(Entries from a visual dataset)
★ ★ ★ ★ ★
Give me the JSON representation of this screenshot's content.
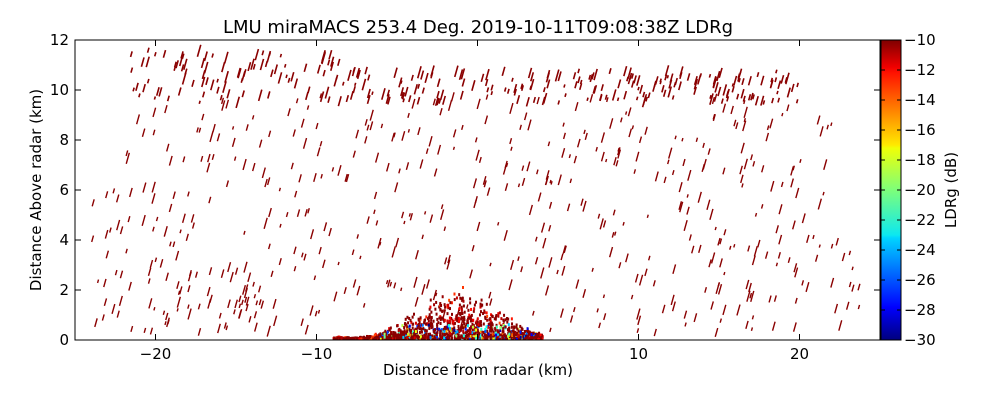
{
  "chart_data": {
    "type": "heatmap",
    "title": "LMU miraMACS 253.4 Deg. 2019-10-11T09:08:38Z  LDRg",
    "xlabel": "Distance from radar (km)",
    "ylabel": "Distance Above radar  (km)",
    "xlim": [
      -25,
      25
    ],
    "ylim": [
      0,
      12
    ],
    "x_ticks": [
      -20,
      -10,
      0,
      10,
      20
    ],
    "x_tick_labels": [
      "−20",
      "−10",
      "0",
      "10",
      "20"
    ],
    "y_ticks": [
      0,
      2,
      4,
      6,
      8,
      10,
      12
    ],
    "y_tick_labels": [
      "0",
      "2",
      "4",
      "6",
      "8",
      "10",
      "12"
    ],
    "grid": false,
    "colorbar": {
      "label": "LDRg (dB)",
      "range": [
        -30,
        -10
      ],
      "ticks": [
        -10,
        -12,
        -14,
        -16,
        -18,
        -20,
        -22,
        -24,
        -26,
        -28,
        -30
      ],
      "tick_labels": [
        "−10",
        "−12",
        "−14",
        "−16",
        "−18",
        "−20",
        "−22",
        "−24",
        "−26",
        "−28",
        "−30"
      ],
      "colormap": "jet"
    },
    "cloud_layers": [
      {
        "x_range": [
          -21.5,
          -8
        ],
        "y_range": [
          9.5,
          11.6
        ],
        "ldr_db": -10
      },
      {
        "x_range": [
          -8,
          20
        ],
        "y_range": [
          9.5,
          10.8
        ],
        "ldr_db": -10
      }
    ],
    "near_radar_region": {
      "x_range": [
        -9,
        4
      ],
      "y_range": [
        0,
        2.2
      ],
      "ldr_db_range": [
        -30,
        -10
      ]
    }
  }
}
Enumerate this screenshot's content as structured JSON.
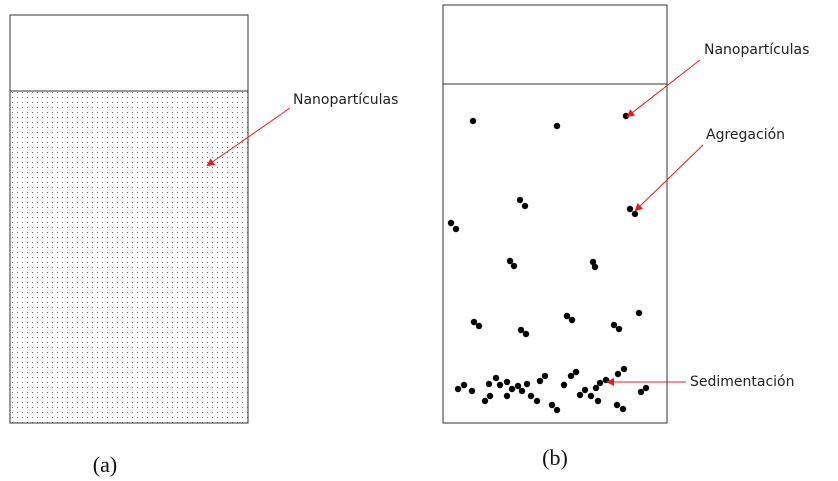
{
  "panel_a": {
    "label": "Nanopartículas",
    "caption": "(a)"
  },
  "panel_b": {
    "labels": [
      "Nanopartículas",
      "Agregación",
      "Sedimentación"
    ],
    "caption": "(b)"
  }
}
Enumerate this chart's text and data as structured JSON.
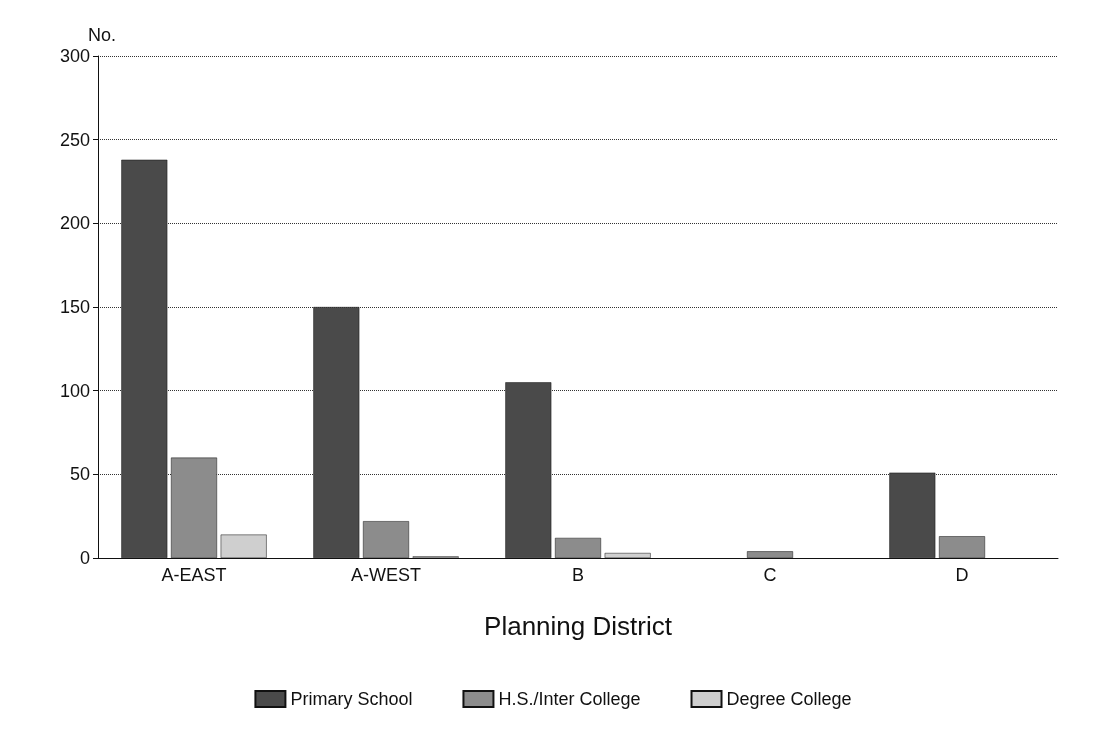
{
  "chart_data": {
    "type": "bar",
    "ylabel": "No.",
    "xlabel": "Planning District",
    "categories": [
      "A-EAST",
      "A-WEST",
      "B",
      "C",
      "D"
    ],
    "series": [
      {
        "name": "Primary School",
        "color": "#4a4a4a",
        "values": [
          238,
          150,
          105,
          0,
          51
        ]
      },
      {
        "name": "H.S./Inter College",
        "color": "#8c8c8c",
        "values": [
          60,
          22,
          12,
          4,
          13
        ]
      },
      {
        "name": "Degree College",
        "color": "#cfcfcf",
        "values": [
          14,
          1,
          3,
          0,
          0
        ]
      }
    ],
    "ylim": [
      0,
      300
    ],
    "yticks": [
      0,
      50,
      100,
      150,
      200,
      250,
      300
    ],
    "grid": "y",
    "legend": "bottom"
  }
}
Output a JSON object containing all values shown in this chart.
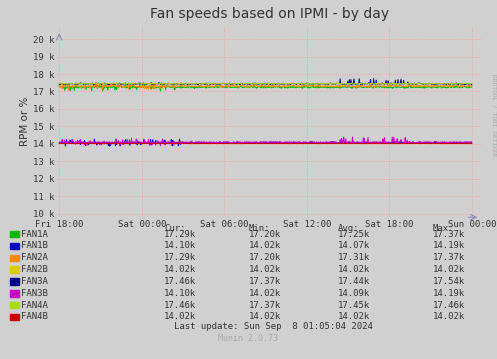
{
  "title": "Fan speeds based on IPMI - by day",
  "ylabel": "RPM or %",
  "background_color": "#d0d0d0",
  "plot_bg_color": "#d0d0d0",
  "grid_color": "#ff9999",
  "yticks": [
    10000,
    11000,
    12000,
    13000,
    14000,
    15000,
    16000,
    17000,
    18000,
    19000,
    20000
  ],
  "ytick_labels": [
    "10 k",
    "11 k",
    "12 k",
    "13 k",
    "14 k",
    "15 k",
    "16 k",
    "17 k",
    "18 k",
    "19 k",
    "20 k"
  ],
  "ylim": [
    9800,
    20800
  ],
  "xtick_labels": [
    "Fri 18:00",
    "Sat 00:00",
    "Sat 06:00",
    "Sat 12:00",
    "Sat 18:00",
    "Sun 00:00"
  ],
  "fans": [
    {
      "name": "FAN1A",
      "color": "#00bb00",
      "avg": 17250,
      "noise": 30,
      "cur": "17.29k",
      "min": "17.20k",
      "avg_str": "17.25k",
      "max": "17.37k",
      "spike_early": true,
      "spike_late": false
    },
    {
      "name": "FAN1B",
      "color": "#0000cc",
      "avg": 14070,
      "noise": 20,
      "cur": "14.10k",
      "min": "14.02k",
      "avg_str": "14.07k",
      "max": "14.19k",
      "spike_early": true,
      "spike_late": false
    },
    {
      "name": "FAN2A",
      "color": "#ff8800",
      "avg": 17310,
      "noise": 30,
      "cur": "17.29k",
      "min": "17.20k",
      "avg_str": "17.31k",
      "max": "17.37k",
      "spike_early": true,
      "spike_late": false
    },
    {
      "name": "FAN2B",
      "color": "#ddcc00",
      "avg": 14020,
      "noise": 3,
      "cur": "14.02k",
      "min": "14.02k",
      "avg_str": "14.02k",
      "max": "14.02k",
      "spike_early": false,
      "spike_late": false
    },
    {
      "name": "FAN3A",
      "color": "#000099",
      "avg": 17440,
      "noise": 20,
      "cur": "17.46k",
      "min": "17.37k",
      "avg_str": "17.44k",
      "max": "17.54k",
      "spike_early": false,
      "spike_late": true
    },
    {
      "name": "FAN3B",
      "color": "#cc00cc",
      "avg": 14090,
      "noise": 20,
      "cur": "14.10k",
      "min": "14.02k",
      "avg_str": "14.09k",
      "max": "14.19k",
      "spike_early": true,
      "spike_late": true
    },
    {
      "name": "FAN4A",
      "color": "#aadd00",
      "avg": 17450,
      "noise": 10,
      "cur": "17.46k",
      "min": "17.37k",
      "avg_str": "17.45k",
      "max": "17.46k",
      "spike_early": false,
      "spike_late": false
    },
    {
      "name": "FAN4B",
      "color": "#cc0000",
      "avg": 14020,
      "noise": 3,
      "cur": "14.02k",
      "min": "14.02k",
      "avg_str": "14.02k",
      "max": "14.02k",
      "spike_early": false,
      "spike_late": false
    }
  ],
  "n_points": 800,
  "footer": "Last update: Sun Sep  8 01:05:04 2024",
  "munin_version": "Munin 2.0.73",
  "watermark": "RRDTOOL / TOBI OETIKER"
}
★ ★ ★ ★ ★
**TASK TO CARRY OUT:** Where a line in the entries holds "this", copy that line.

**FINISHED ANSWER:**
Give me the JSON representation of this screenshot's content.
Enumerate this screenshot's content as structured JSON.
Enumerate this chart's text and data as structured JSON.
Output a JSON object containing all values shown in this chart.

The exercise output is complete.